● Petunjuk Anda:
Tuliskan kembali tanpa perubahan bagian teks tentang ironi negeri agraris di bawah ini, dari "Ironi di Negeri" sampai "pandangan redaksi Kompas.".

● Teks Terpilih:
━━━━

Mohon tunggu...
Beng beng Sugiono
Beng beng Sugiono Mohon Tunggu... Wiraswasta - Penulis

La Historia, Me Absolvera. Menulis/Traveling/NaikGunung/Membaca

Selanjutnya

Tutup

Sosbud

Ironi di Negeri yang Agraris!

21 Oktober 2022   15:25 Diperbarui: 21 Oktober 2022   15:45 109
+
Laporkan Konten
Laporkan Akun
Kompasiana adalah platform blog. Konten ini menjadi tanggung jawab bloger dan tidak mewakili pandangan redaksi Kompas.
Lihat foto
sumber ; https://geotimes.id/opini/petani-dan-ironi-pekerja-informal-pedesaan/ 

Tersohornya Indonesia sebagai negara agraris, dengan suburnya lahan pertanian, membuat profesi petani mempunyai peran penting terhadap peradaban manusia dalam berbangsa dan bernegara. Indonesia sebagai negara agraris nampaknya hanya sekedar slogan semata karena pada faktanya banyak sekali petani-petani di pelosok Indonesia hanya sekedar menjadi buruh dan masyarakat adat seringkali berkonflik dengan korporasi-korporasi besar yang mendapatkan konsesi lahan yang begitu luas dari pemerintah.

━━━━

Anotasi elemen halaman
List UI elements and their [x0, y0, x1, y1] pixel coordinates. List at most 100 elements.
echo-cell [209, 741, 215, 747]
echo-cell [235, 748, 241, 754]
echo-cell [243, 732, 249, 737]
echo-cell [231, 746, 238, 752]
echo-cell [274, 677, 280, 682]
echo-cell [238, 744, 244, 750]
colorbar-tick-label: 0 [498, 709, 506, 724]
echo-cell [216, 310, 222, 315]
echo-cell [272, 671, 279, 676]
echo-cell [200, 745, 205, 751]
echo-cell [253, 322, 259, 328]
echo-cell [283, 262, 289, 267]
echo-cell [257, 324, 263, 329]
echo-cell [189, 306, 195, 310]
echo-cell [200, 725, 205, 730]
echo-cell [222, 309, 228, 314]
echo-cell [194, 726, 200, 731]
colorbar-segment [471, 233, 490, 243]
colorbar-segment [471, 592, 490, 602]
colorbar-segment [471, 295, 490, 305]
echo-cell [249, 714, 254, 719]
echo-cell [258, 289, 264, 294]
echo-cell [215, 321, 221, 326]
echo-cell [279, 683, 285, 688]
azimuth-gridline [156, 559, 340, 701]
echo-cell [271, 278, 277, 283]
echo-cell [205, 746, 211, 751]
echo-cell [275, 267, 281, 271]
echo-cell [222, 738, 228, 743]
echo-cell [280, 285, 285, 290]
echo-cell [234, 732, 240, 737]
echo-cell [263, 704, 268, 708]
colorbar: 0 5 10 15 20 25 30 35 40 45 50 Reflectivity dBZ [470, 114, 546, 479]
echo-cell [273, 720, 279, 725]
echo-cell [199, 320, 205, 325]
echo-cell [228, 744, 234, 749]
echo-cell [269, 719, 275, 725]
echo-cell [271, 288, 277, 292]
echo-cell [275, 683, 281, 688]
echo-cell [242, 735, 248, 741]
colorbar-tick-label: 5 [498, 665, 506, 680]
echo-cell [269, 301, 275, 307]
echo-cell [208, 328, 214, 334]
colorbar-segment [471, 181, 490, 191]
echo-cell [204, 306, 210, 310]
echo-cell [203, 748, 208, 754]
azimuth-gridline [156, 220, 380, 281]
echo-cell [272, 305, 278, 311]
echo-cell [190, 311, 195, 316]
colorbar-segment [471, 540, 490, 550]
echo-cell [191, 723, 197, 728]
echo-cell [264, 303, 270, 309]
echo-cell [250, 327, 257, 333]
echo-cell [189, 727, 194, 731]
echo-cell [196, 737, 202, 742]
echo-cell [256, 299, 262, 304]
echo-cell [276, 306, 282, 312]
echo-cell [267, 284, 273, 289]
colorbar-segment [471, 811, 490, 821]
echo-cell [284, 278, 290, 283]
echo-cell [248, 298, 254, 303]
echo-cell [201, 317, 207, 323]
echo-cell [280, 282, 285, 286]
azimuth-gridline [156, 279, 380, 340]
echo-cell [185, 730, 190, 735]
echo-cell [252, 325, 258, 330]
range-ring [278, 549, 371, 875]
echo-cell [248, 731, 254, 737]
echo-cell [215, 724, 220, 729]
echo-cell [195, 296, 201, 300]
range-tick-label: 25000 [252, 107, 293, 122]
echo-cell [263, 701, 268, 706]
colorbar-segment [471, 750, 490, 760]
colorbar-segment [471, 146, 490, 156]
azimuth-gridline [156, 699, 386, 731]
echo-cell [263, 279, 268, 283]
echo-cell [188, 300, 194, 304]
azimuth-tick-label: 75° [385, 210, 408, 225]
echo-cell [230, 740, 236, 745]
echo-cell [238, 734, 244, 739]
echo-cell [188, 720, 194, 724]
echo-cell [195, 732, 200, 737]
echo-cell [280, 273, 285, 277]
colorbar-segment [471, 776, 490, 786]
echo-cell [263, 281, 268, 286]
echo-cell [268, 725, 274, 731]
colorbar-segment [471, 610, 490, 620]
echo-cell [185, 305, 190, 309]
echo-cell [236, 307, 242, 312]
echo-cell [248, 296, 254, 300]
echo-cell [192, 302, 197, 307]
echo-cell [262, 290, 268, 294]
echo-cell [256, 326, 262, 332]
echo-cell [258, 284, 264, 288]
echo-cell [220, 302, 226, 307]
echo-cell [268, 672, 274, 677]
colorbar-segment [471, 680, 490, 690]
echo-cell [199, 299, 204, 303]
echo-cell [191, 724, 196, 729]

━━━━

● Hasil Latihan:
Ironi di Negeri yang Agraris!

21 Oktober 2022   15:25 Diperbarui: 21 Oktober 2022   15:45 109
+
Laporkan Konten
Laporkan Akun
Kompasiana adalah platform blog. Konten ini menjadi tanggung jawab bloger dan tidak mewakili pandangan redaksi Kompas.